Instructions for the task: How many lines in the rows below contain the string "headline", where a match must have the same uppercase and lowercase letters? Give only the number.
****************
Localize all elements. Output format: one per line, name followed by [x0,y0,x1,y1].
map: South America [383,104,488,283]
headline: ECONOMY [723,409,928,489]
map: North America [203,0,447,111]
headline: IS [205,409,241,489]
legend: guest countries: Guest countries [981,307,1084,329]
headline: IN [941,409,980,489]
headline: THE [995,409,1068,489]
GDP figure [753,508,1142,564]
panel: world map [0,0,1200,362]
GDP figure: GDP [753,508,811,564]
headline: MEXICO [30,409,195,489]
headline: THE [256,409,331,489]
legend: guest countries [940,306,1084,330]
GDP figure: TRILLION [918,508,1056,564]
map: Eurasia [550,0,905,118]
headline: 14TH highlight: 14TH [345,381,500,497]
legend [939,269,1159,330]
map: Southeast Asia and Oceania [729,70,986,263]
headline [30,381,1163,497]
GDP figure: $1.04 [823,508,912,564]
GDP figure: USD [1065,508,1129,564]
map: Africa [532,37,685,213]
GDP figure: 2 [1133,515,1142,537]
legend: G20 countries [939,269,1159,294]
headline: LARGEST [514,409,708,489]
****************
Answer for the task: 9